[Saved entries]
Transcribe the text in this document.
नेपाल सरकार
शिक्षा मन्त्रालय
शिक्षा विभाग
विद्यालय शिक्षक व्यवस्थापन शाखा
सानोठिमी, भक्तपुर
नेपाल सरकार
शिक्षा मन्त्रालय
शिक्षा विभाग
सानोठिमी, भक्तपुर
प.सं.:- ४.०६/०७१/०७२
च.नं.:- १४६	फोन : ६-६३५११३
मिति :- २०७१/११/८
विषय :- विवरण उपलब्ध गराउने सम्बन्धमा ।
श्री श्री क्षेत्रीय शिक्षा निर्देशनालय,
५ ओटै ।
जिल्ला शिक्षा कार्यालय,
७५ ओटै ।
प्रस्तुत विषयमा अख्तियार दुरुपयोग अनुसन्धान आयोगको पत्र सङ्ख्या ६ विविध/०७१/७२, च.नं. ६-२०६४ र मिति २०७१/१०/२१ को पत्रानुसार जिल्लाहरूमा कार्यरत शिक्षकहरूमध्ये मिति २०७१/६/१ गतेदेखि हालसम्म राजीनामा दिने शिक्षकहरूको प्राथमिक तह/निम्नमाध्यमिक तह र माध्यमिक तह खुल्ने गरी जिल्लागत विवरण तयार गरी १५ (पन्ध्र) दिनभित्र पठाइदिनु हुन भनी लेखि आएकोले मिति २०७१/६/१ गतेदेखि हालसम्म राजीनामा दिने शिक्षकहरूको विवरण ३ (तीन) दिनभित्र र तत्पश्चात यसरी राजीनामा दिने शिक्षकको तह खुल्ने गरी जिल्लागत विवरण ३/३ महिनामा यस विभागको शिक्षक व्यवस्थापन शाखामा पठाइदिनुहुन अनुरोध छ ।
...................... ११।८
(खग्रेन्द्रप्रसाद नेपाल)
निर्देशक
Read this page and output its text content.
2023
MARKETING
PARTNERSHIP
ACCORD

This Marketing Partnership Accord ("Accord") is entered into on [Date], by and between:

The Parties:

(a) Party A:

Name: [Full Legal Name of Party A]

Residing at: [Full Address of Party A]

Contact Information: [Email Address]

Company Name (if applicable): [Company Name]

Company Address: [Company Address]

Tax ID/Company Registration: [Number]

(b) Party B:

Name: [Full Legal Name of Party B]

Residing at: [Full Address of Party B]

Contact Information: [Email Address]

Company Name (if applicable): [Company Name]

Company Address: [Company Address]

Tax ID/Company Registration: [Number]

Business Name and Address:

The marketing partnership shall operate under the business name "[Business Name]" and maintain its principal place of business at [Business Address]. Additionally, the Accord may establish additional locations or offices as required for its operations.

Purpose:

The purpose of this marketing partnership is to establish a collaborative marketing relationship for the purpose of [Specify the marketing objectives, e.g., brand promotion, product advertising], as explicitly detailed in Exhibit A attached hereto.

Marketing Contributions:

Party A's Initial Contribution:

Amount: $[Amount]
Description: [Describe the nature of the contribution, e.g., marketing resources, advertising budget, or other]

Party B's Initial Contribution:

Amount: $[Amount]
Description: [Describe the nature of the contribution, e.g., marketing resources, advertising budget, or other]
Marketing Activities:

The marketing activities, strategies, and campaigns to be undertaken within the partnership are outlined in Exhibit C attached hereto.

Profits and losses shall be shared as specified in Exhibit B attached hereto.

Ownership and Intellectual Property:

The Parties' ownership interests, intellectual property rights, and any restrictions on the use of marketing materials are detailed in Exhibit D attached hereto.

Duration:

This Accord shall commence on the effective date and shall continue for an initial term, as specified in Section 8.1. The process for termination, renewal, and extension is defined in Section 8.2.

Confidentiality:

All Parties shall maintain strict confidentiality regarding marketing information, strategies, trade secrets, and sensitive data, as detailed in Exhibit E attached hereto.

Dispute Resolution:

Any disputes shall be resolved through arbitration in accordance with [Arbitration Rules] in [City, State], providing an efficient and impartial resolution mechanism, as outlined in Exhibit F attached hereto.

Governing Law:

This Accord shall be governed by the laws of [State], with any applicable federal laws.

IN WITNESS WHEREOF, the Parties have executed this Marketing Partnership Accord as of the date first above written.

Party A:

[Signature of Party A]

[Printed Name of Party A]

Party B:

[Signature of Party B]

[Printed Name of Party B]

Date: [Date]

**PROBLEM TO WORK ON:** Filter the data for the string "Legal" and copy every line that has it.

**RESULT FOR THIS TASK:**
Name: [Full Legal Name of Party A]
Name: [Full Legal Name of Party B]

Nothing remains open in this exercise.